SHORT PROBLEM -> Without the pictures, return each record as it appears.

— Start of ENTRIES SUPPLIED —

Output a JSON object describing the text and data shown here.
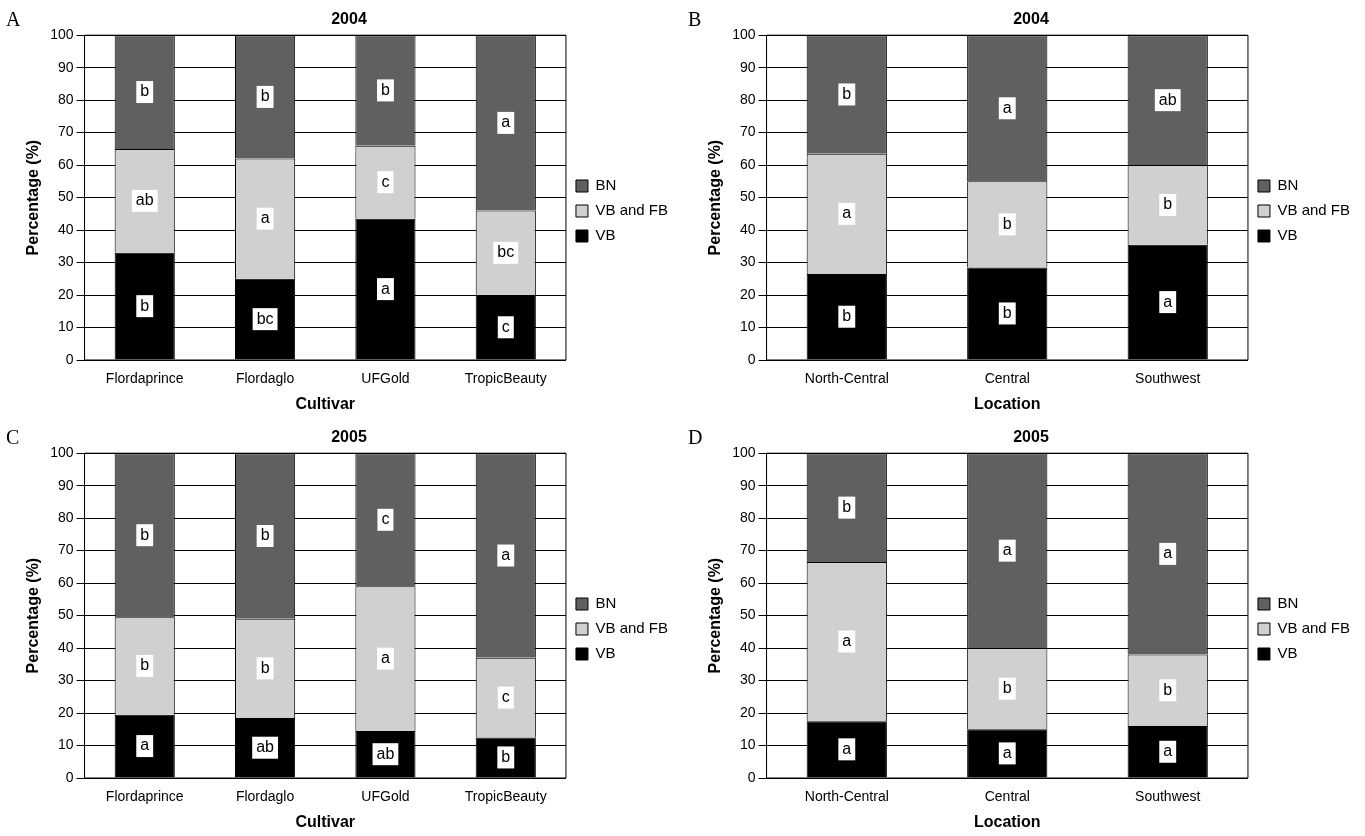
{
  "chart_data": [
    {
      "type": "bar",
      "stacked": true,
      "title": "2004",
      "xlabel": "Cultivar",
      "ylabel": "Percentage (%)",
      "annotations": [
        "A"
      ],
      "categories": [
        "Flordaprince",
        "Flordaglo",
        "UFGold",
        "TropicBeauty"
      ],
      "ylim": [
        0,
        100
      ],
      "yticks": [
        0,
        10,
        20,
        30,
        40,
        50,
        60,
        70,
        80,
        90,
        100
      ],
      "grid": "y",
      "legend": "right",
      "series": [
        {
          "name": "VB",
          "color": "#000000",
          "values": [
            33,
            25,
            43.5,
            20
          ],
          "value_labels": [
            "b",
            "bc",
            "a",
            "c"
          ]
        },
        {
          "name": "VB and FB",
          "color": "#d0d0d0",
          "values": [
            32,
            37,
            22.5,
            26
          ],
          "value_labels": [
            "ab",
            "a",
            "c",
            "bc"
          ]
        },
        {
          "name": "BN",
          "color": "#606060",
          "values": [
            35,
            38,
            34,
            54
          ],
          "value_labels": [
            "b",
            "b",
            "b",
            "a"
          ]
        }
      ]
    },
    {
      "type": "bar",
      "stacked": true,
      "title": "2004",
      "xlabel": "Location",
      "ylabel": "Percentage (%)",
      "annotations": [
        "B"
      ],
      "categories": [
        "North-Central",
        "Central",
        "Southwest"
      ],
      "ylim": [
        0,
        100
      ],
      "yticks": [
        0,
        10,
        20,
        30,
        40,
        50,
        60,
        70,
        80,
        90,
        100
      ],
      "grid": "y",
      "legend": "right",
      "series": [
        {
          "name": "VB",
          "color": "#000000",
          "values": [
            26.5,
            28.5,
            35.5
          ],
          "value_labels": [
            "b",
            "b",
            "a"
          ]
        },
        {
          "name": "VB and FB",
          "color": "#d0d0d0",
          "values": [
            37,
            26.5,
            24.5
          ],
          "value_labels": [
            "a",
            "b",
            "b"
          ]
        },
        {
          "name": "BN",
          "color": "#606060",
          "values": [
            36.5,
            45,
            40
          ],
          "value_labels": [
            "b",
            "a",
            "ab"
          ]
        }
      ]
    },
    {
      "type": "bar",
      "stacked": true,
      "title": "2005",
      "xlabel": "Cultivar",
      "ylabel": "Percentage (%)",
      "annotations": [
        "C"
      ],
      "categories": [
        "Flordaprince",
        "Flordaglo",
        "UFGold",
        "TropicBeauty"
      ],
      "ylim": [
        0,
        100
      ],
      "yticks": [
        0,
        10,
        20,
        30,
        40,
        50,
        60,
        70,
        80,
        90,
        100
      ],
      "grid": "y",
      "legend": "right",
      "series": [
        {
          "name": "VB",
          "color": "#000000",
          "values": [
            19.5,
            18.5,
            14.5,
            12.5
          ],
          "value_labels": [
            "a",
            "ab",
            "ab",
            "b"
          ]
        },
        {
          "name": "VB and FB",
          "color": "#d0d0d0",
          "values": [
            30,
            30.5,
            44.5,
            24.5
          ],
          "value_labels": [
            "b",
            "b",
            "a",
            "c"
          ]
        },
        {
          "name": "BN",
          "color": "#606060",
          "values": [
            50.5,
            51,
            41,
            63
          ],
          "value_labels": [
            "b",
            "b",
            "c",
            "a"
          ]
        }
      ]
    },
    {
      "type": "bar",
      "stacked": true,
      "title": "2005",
      "xlabel": "Location",
      "ylabel": "Percentage (%)",
      "annotations": [
        "D"
      ],
      "categories": [
        "North-Central",
        "Central",
        "Southwest"
      ],
      "ylim": [
        0,
        100
      ],
      "yticks": [
        0,
        10,
        20,
        30,
        40,
        50,
        60,
        70,
        80,
        90,
        100
      ],
      "grid": "y",
      "legend": "right",
      "series": [
        {
          "name": "VB",
          "color": "#000000",
          "values": [
            17.5,
            15,
            16
          ],
          "value_labels": [
            "a",
            "a",
            "a"
          ]
        },
        {
          "name": "VB and FB",
          "color": "#d0d0d0",
          "values": [
            49,
            25,
            22
          ],
          "value_labels": [
            "a",
            "b",
            "b"
          ]
        },
        {
          "name": "BN",
          "color": "#606060",
          "values": [
            33.5,
            60,
            62
          ],
          "value_labels": [
            "b",
            "a",
            "a"
          ]
        }
      ]
    }
  ]
}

— End of ENTRIES SUPPLIED —

SOLUTION ->
Output a JSON object describing the text and data shown here.
{
  "chart_data": [
    {
      "type": "bar",
      "stacked": true,
      "title": "2004",
      "xlabel": "Cultivar",
      "ylabel": "Percentage (%)",
      "annotations": [
        "A"
      ],
      "categories": [
        "Flordaprince",
        "Flordaglo",
        "UFGold",
        "TropicBeauty"
      ],
      "ylim": [
        0,
        100
      ],
      "yticks": [
        0,
        10,
        20,
        30,
        40,
        50,
        60,
        70,
        80,
        90,
        100
      ],
      "grid": "y",
      "legend": "right",
      "series": [
        {
          "name": "VB",
          "color": "#000000",
          "values": [
            33,
            25,
            43.5,
            20
          ],
          "value_labels": [
            "b",
            "bc",
            "a",
            "c"
          ]
        },
        {
          "name": "VB and FB",
          "color": "#d0d0d0",
          "values": [
            32,
            37,
            22.5,
            26
          ],
          "value_labels": [
            "ab",
            "a",
            "c",
            "bc"
          ]
        },
        {
          "name": "BN",
          "color": "#606060",
          "values": [
            35,
            38,
            34,
            54
          ],
          "value_labels": [
            "b",
            "b",
            "b",
            "a"
          ]
        }
      ]
    },
    {
      "type": "bar",
      "stacked": true,
      "title": "2004",
      "xlabel": "Location",
      "ylabel": "Percentage (%)",
      "annotations": [
        "B"
      ],
      "categories": [
        "North-Central",
        "Central",
        "Southwest"
      ],
      "ylim": [
        0,
        100
      ],
      "yticks": [
        0,
        10,
        20,
        30,
        40,
        50,
        60,
        70,
        80,
        90,
        100
      ],
      "grid": "y",
      "legend": "right",
      "series": [
        {
          "name": "VB",
          "color": "#000000",
          "values": [
            26.5,
            28.5,
            35.5
          ],
          "value_labels": [
            "b",
            "b",
            "a"
          ]
        },
        {
          "name": "VB and FB",
          "color": "#d0d0d0",
          "values": [
            37,
            26.5,
            24.5
          ],
          "value_labels": [
            "a",
            "b",
            "b"
          ]
        },
        {
          "name": "BN",
          "color": "#606060",
          "values": [
            36.5,
            45,
            40
          ],
          "value_labels": [
            "b",
            "a",
            "ab"
          ]
        }
      ]
    },
    {
      "type": "bar",
      "stacked": true,
      "title": "2005",
      "xlabel": "Cultivar",
      "ylabel": "Percentage (%)",
      "annotations": [
        "C"
      ],
      "categories": [
        "Flordaprince",
        "Flordaglo",
        "UFGold",
        "TropicBeauty"
      ],
      "ylim": [
        0,
        100
      ],
      "yticks": [
        0,
        10,
        20,
        30,
        40,
        50,
        60,
        70,
        80,
        90,
        100
      ],
      "grid": "y",
      "legend": "right",
      "series": [
        {
          "name": "VB",
          "color": "#000000",
          "values": [
            19.5,
            18.5,
            14.5,
            12.5
          ],
          "value_labels": [
            "a",
            "ab",
            "ab",
            "b"
          ]
        },
        {
          "name": "VB and FB",
          "color": "#d0d0d0",
          "values": [
            30,
            30.5,
            44.5,
            24.5
          ],
          "value_labels": [
            "b",
            "b",
            "a",
            "c"
          ]
        },
        {
          "name": "BN",
          "color": "#606060",
          "values": [
            50.5,
            51,
            41,
            63
          ],
          "value_labels": [
            "b",
            "b",
            "c",
            "a"
          ]
        }
      ]
    },
    {
      "type": "bar",
      "stacked": true,
      "title": "2005",
      "xlabel": "Location",
      "ylabel": "Percentage (%)",
      "annotations": [
        "D"
      ],
      "categories": [
        "North-Central",
        "Central",
        "Southwest"
      ],
      "ylim": [
        0,
        100
      ],
      "yticks": [
        0,
        10,
        20,
        30,
        40,
        50,
        60,
        70,
        80,
        90,
        100
      ],
      "grid": "y",
      "legend": "right",
      "series": [
        {
          "name": "VB",
          "color": "#000000",
          "values": [
            17.5,
            15,
            16
          ],
          "value_labels": [
            "a",
            "a",
            "a"
          ]
        },
        {
          "name": "VB and FB",
          "color": "#d0d0d0",
          "values": [
            49,
            25,
            22
          ],
          "value_labels": [
            "a",
            "b",
            "b"
          ]
        },
        {
          "name": "BN",
          "color": "#606060",
          "values": [
            33.5,
            60,
            62
          ],
          "value_labels": [
            "b",
            "a",
            "a"
          ]
        }
      ]
    }
  ]
}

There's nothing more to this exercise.